[Entries taken from a collection]
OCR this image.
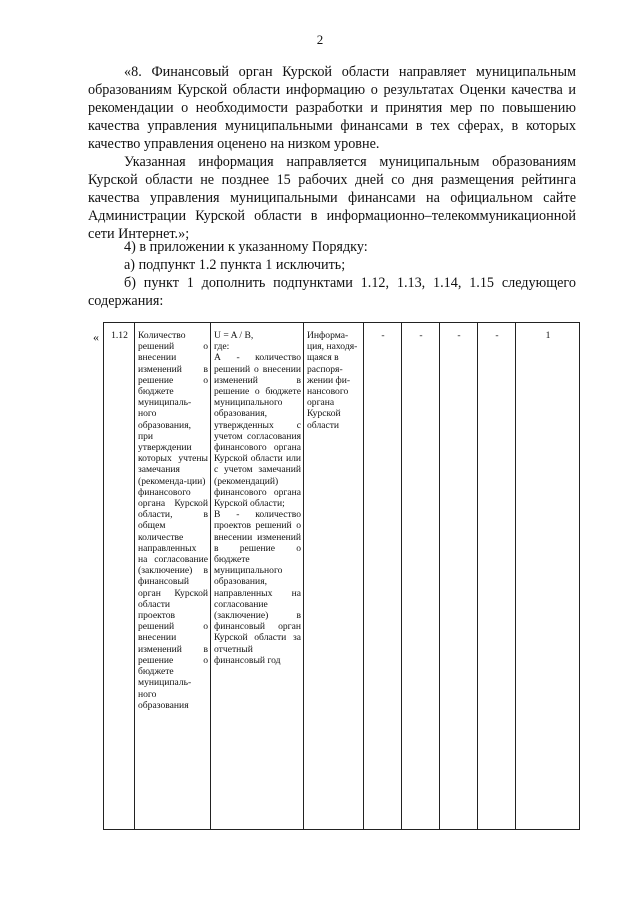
2

«8. Финансовый орган Курской области направляет муниципальным образованиям Курской области информацию о результатах Оценки качества и рекомендации о необходимости разработки и принятия мер по повышению качества управления муниципальными финансами в тех сферах, в которых качество управления оценено на низком уровне.

Указанная информация направляется муниципальным образованиям Курской области не позднее 15 рабочих дней со дня размещения рейтинга качества управления муниципальными финансами на официальном сайте Администрации Курской области в информационно–телекоммуникационной сети Интернет.»;

4) в приложении к указанному Порядку:

а) подпункт 1.2 пункта 1 исключить;

б) пункт 1 дополнить подпунктами 1.12, 1.13, 1.14, 1.15 следующего содержания:

« 1.12	Количество решений о внесении изменений в решение о бюджете муниципаль-ного образования, при утверждении которых учтены замечания (рекоменда-ции) финансового органа Курской области, в общем количестве направленных на согласование (заключение) в финансовый орган Курской области проектов решений о внесении изменений в решение о бюджете муниципаль-ного образования	U = A / B,
где:
А - количество решений о внесении изменений в решение о бюджете муниципального образования, утвержденных с учетом согласования финансового органа Курской области или с учетом замечаний (рекомендаций) финансового органа Курской области;
B - количество проектов решений о внесении изменений в решение о бюджете муниципального образования, направленных на согласование (заключение) в финансовый орган Курской области за отчетный финансовый год	Информа-ция, находя-щаяся в распоря-жении фи-нансового органа Курской области	-	-	-	-	1
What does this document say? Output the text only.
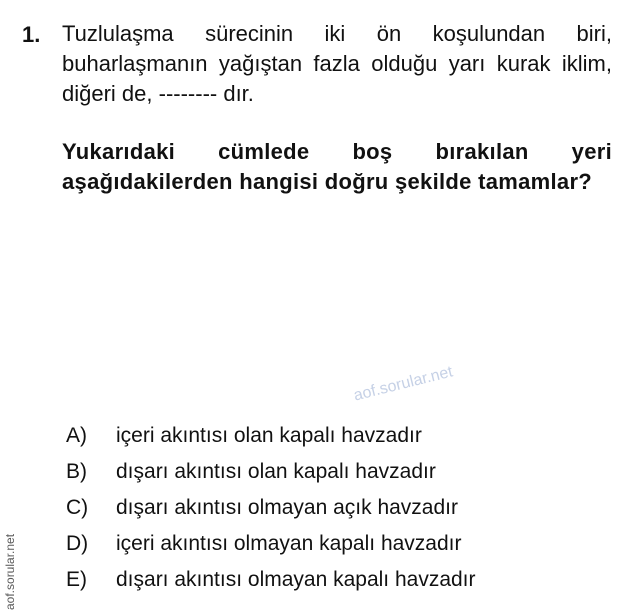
1. Tuzlulaşma sürecinin iki ön koşulundan biri, buharlaşmanın yağıştan fazla olduğu yarı kurak iklim, diğeri de, -------- dır.
Yukarıdaki cümlede boş bırakılan yeri aşağıdakilerden hangisi doğru şekilde tamamlar?
aof.sorular.net
A)	içeri akıntısı olan kapalı havzadır
B)	dışarı akıntısı olan kapalı havzadır
C)	dışarı akıntısı olmayan açık havzadır
D)	içeri akıntısı olmayan kapalı havzadır
E)	dışarı akıntısı olmayan kapalı havzadır
aof.sorular.net
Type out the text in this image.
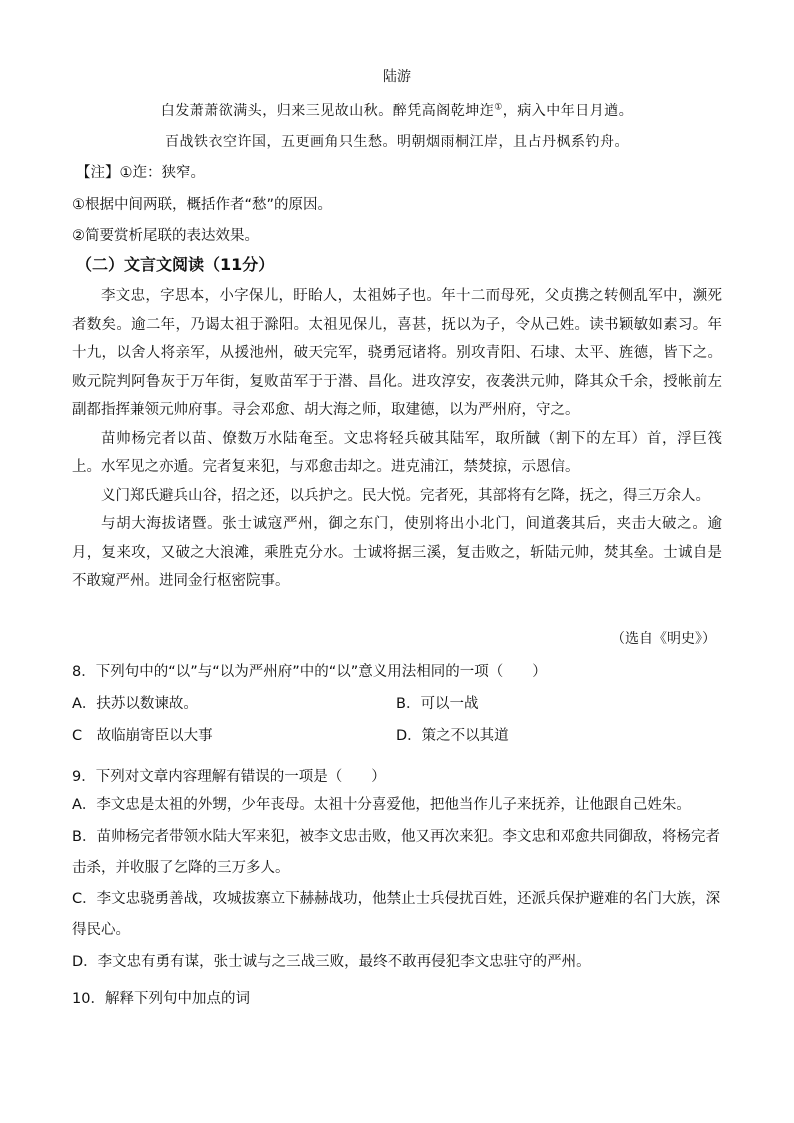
陆游
白发萧萧欲满头，归来三见故山秋。醉凭高阁乾坤迮①，病入中年日月遒。
百战铁衣空许国，五更画角只生愁。明朝烟雨桐江岸，且占丹枫系钓舟。
【注】①迮：狭窄。
①根据中间两联，概括作者“愁”的原因。
②简要赏析尾联的表达效果。
（二）文言文阅读（11分）

李文忠，字思本，小字保儿，盱眙人，太祖姊子也。年十二而母死，父贞携之转侧乱军中，濒死者数矣。逾二年，乃谒太祖于滁阳。太祖见保儿，喜甚，抚以为子，令从己姓。读书颖敏如素习。年十九，以舍人将亲军，从援池州，破天完军，骁勇冠诸将。别攻青阳、石埭、太平、旌德，皆下之。败元院判阿鲁灰于万年街，复败苗军于于潜、昌化。进攻淳安，夜袭洪元帅，降其众千余，授帐前左副都指挥兼领元帅府事。寻会邓愈、胡大海之师，取建德，以为严州府，守之。

苗帅杨完者以苗、僚数万水陆奄至。文忠将轻兵破其陆军，取所馘（割下的左耳）首，浮巨筏上。水军见之亦遁。完者复来犯，与邓愈击却之。进克浦江，禁焚掠，示恩信。

义门郑氏避兵山谷，招之还，以兵护之。民大悦。完者死，其部将有乞降，抚之，得三万余人。

与胡大海拔诸暨。张士诚寇严州，御之东门，使别将出小北门，间道袭其后，夹击大破之。逾月，复来攻，又破之大浪滩，乘胜克分水。士诚将据三溪，复击败之，斩陆元帅，焚其垒。士诚自是不敢窥严州。进同金行枢密院事。

（选自《明史》）
8．下列句中的“以”与“以为严州府”中的“以”意义用法相同的一项（　　）
A．扶苏以数谏故。	B．可以一战
C　故临崩寄臣以大事	D．策之不以其道
9．下列对文章内容理解有错误的一项是（　　）
A．李文忠是太祖的外甥，少年丧母。太祖十分喜爱他，把他当作儿子来抚养，让他跟自己姓朱。
B．苗帅杨完者带领水陆大军来犯，被李文忠击败，他又再次来犯。李文忠和邓愈共同御敌，将杨完者击杀，并收服了乞降的三万多人。
C．李文忠骁勇善战，攻城拔寨立下赫赫战功，他禁止士兵侵扰百姓，还派兵保护避难的名门大族，深得民心。
D．李文忠有勇有谋，张士诚与之三战三败，最终不敢再侵犯李文忠驻守的严州。
10．解释下列句中加点的词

- [The request]:
Find every line containing the word "качества", then give the total and nothing more.

- [Task answer]:
2